### DATASET CONTENT
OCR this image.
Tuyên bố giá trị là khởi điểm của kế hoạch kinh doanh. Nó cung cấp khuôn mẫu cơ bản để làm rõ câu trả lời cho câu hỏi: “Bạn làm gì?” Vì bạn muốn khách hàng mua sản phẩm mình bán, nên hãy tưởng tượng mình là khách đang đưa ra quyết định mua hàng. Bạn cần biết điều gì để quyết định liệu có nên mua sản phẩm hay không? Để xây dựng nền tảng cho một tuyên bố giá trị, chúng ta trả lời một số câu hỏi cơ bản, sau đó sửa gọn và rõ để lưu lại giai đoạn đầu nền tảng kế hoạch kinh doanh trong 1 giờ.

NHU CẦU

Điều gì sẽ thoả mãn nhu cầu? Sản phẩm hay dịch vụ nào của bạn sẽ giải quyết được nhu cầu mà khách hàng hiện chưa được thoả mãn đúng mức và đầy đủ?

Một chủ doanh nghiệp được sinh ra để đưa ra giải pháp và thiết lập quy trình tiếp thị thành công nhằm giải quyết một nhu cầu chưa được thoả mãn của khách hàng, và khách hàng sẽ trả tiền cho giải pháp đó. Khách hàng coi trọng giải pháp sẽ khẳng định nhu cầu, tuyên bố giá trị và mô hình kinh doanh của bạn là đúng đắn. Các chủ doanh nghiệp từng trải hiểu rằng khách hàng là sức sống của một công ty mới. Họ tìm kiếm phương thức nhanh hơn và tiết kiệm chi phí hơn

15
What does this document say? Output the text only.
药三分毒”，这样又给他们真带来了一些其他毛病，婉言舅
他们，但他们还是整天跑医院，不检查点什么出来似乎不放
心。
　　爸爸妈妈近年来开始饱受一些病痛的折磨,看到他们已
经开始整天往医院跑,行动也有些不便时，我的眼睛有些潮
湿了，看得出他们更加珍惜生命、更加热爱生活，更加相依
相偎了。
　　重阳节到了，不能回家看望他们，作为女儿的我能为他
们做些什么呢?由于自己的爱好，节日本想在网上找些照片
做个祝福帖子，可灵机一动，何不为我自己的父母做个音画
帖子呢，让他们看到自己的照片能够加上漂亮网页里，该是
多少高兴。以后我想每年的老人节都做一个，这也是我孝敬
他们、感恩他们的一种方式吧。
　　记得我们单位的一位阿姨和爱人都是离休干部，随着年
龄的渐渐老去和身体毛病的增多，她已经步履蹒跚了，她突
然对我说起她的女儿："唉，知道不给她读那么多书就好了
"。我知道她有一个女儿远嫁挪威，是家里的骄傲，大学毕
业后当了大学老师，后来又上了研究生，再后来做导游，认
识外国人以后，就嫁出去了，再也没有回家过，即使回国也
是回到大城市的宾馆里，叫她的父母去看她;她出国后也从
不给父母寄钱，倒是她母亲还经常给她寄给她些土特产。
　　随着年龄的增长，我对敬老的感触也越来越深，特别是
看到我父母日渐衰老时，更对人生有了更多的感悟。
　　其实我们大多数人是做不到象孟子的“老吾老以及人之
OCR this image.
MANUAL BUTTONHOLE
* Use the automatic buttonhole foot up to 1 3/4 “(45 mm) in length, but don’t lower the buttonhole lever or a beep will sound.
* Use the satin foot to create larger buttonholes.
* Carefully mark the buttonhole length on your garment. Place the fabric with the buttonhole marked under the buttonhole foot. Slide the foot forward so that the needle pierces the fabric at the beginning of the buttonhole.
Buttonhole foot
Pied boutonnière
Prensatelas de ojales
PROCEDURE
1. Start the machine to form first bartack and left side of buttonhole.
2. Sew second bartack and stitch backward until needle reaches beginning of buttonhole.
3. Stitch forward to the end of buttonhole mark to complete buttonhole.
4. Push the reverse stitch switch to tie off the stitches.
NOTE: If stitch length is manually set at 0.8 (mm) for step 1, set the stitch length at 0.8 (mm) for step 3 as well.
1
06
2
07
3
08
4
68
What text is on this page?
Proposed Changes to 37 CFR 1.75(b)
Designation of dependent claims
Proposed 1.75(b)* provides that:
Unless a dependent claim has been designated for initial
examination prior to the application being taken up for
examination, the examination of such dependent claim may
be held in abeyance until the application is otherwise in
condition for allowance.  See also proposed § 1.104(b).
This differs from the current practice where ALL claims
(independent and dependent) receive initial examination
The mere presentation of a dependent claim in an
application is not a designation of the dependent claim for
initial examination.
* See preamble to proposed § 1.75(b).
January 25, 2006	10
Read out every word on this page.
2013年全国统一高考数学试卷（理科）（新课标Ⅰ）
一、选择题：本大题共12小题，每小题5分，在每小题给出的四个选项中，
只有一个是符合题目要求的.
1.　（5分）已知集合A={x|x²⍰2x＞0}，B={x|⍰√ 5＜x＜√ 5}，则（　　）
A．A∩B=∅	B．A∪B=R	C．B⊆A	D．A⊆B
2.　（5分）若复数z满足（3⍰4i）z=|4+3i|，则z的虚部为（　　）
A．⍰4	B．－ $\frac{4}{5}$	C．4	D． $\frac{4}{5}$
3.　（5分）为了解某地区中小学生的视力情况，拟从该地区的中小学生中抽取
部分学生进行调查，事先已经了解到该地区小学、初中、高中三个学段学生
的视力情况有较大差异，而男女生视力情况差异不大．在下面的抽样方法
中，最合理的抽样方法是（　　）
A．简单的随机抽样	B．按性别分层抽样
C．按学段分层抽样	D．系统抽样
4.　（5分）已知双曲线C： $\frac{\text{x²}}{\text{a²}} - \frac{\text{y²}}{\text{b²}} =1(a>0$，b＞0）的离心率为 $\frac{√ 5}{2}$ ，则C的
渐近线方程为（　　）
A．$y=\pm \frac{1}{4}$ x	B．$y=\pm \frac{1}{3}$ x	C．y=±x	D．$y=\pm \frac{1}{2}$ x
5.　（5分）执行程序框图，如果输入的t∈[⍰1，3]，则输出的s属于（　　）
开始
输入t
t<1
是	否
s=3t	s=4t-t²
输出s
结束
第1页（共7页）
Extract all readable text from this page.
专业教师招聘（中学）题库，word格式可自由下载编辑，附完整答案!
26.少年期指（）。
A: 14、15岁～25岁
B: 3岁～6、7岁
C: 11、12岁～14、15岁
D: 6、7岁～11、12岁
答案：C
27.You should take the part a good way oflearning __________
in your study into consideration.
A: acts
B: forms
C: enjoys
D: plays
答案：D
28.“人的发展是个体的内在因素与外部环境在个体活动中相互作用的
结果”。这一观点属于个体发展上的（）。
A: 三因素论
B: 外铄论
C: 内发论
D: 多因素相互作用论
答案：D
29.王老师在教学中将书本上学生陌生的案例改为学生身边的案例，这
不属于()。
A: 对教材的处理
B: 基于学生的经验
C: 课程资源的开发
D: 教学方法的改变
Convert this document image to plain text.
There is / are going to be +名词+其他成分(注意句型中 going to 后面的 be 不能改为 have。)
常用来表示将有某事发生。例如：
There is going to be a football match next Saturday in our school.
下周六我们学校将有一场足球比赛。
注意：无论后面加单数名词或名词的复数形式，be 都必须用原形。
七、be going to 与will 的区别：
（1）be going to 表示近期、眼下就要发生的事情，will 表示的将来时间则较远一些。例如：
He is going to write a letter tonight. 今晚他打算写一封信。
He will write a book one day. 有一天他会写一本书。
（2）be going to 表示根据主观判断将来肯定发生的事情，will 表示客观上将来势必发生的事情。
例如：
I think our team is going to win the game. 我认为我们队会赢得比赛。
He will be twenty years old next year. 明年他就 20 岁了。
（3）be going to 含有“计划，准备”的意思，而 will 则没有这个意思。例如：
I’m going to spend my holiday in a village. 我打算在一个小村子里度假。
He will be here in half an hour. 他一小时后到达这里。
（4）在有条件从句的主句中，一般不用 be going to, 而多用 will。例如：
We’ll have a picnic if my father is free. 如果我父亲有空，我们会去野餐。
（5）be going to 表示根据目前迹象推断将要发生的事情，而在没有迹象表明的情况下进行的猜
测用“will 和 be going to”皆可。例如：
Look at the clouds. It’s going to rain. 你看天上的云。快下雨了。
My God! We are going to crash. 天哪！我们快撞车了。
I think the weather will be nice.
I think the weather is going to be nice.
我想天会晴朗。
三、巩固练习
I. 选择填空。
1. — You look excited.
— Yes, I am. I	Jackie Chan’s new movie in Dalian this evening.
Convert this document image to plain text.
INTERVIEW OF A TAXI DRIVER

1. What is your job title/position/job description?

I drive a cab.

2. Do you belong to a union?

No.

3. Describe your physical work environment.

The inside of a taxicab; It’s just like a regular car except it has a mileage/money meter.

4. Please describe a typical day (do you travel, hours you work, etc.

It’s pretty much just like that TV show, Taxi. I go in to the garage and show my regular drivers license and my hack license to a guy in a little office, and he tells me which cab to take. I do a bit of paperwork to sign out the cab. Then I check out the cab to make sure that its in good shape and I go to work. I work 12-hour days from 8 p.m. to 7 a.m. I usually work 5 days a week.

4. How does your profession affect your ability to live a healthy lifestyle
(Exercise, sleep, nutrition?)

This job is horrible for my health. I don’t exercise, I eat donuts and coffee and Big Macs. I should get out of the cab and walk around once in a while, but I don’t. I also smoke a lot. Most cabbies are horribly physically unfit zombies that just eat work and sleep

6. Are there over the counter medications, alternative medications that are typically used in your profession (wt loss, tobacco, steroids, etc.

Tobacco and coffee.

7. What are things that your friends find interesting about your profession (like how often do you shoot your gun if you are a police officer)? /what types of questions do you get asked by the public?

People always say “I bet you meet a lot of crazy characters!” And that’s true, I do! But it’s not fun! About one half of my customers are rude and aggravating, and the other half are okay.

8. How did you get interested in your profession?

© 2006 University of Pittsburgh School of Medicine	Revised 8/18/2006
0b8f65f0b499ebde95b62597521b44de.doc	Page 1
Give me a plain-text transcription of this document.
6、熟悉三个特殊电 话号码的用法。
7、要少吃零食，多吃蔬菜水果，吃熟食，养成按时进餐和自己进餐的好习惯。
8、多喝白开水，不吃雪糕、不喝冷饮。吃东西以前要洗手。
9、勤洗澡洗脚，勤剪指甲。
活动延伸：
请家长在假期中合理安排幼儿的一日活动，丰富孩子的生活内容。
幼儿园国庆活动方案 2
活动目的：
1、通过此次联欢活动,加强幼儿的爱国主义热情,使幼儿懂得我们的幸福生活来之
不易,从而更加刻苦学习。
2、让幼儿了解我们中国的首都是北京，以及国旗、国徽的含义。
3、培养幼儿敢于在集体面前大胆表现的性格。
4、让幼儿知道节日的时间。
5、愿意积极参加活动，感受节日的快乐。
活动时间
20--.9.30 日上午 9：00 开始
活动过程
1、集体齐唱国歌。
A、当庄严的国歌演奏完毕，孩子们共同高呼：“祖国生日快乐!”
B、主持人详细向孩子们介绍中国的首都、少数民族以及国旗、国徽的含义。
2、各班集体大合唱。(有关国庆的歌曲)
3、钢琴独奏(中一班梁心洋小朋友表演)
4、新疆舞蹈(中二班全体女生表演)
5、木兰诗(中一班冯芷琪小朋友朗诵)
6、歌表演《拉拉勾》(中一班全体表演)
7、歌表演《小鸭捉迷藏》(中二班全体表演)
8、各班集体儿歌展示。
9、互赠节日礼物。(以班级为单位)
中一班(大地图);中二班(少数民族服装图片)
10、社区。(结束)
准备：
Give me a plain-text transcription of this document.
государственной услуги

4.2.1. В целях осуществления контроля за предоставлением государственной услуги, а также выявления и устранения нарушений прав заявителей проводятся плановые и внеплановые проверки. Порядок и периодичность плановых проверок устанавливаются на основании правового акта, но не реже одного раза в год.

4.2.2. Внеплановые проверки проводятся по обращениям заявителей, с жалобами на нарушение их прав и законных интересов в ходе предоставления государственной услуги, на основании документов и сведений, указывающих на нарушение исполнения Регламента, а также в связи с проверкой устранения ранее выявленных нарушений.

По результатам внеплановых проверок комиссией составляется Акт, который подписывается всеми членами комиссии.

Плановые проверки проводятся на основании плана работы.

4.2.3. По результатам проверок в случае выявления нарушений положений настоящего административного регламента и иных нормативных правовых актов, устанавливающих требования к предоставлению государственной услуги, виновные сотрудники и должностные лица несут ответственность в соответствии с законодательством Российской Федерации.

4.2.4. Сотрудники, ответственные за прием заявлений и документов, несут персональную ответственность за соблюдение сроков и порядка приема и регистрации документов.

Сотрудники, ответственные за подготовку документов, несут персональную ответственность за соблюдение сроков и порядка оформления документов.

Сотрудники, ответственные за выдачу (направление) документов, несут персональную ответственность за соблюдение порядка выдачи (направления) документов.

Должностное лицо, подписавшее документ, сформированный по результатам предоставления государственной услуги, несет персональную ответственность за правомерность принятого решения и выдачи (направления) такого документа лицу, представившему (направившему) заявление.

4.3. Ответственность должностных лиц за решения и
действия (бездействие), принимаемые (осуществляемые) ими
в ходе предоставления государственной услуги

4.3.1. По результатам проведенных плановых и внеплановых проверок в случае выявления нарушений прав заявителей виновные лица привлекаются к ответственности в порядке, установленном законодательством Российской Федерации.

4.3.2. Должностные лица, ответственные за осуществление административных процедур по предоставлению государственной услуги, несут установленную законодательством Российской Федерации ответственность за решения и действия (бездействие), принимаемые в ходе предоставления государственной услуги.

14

### EXERCISE DESCRIPTION
Extract every line of the records above that contains the word "next".

### ANSWER TO THIS EXERCISE
There is going to be a football match next Saturday in our school.
He will be twenty years old next year. 明年他就 20 岁了。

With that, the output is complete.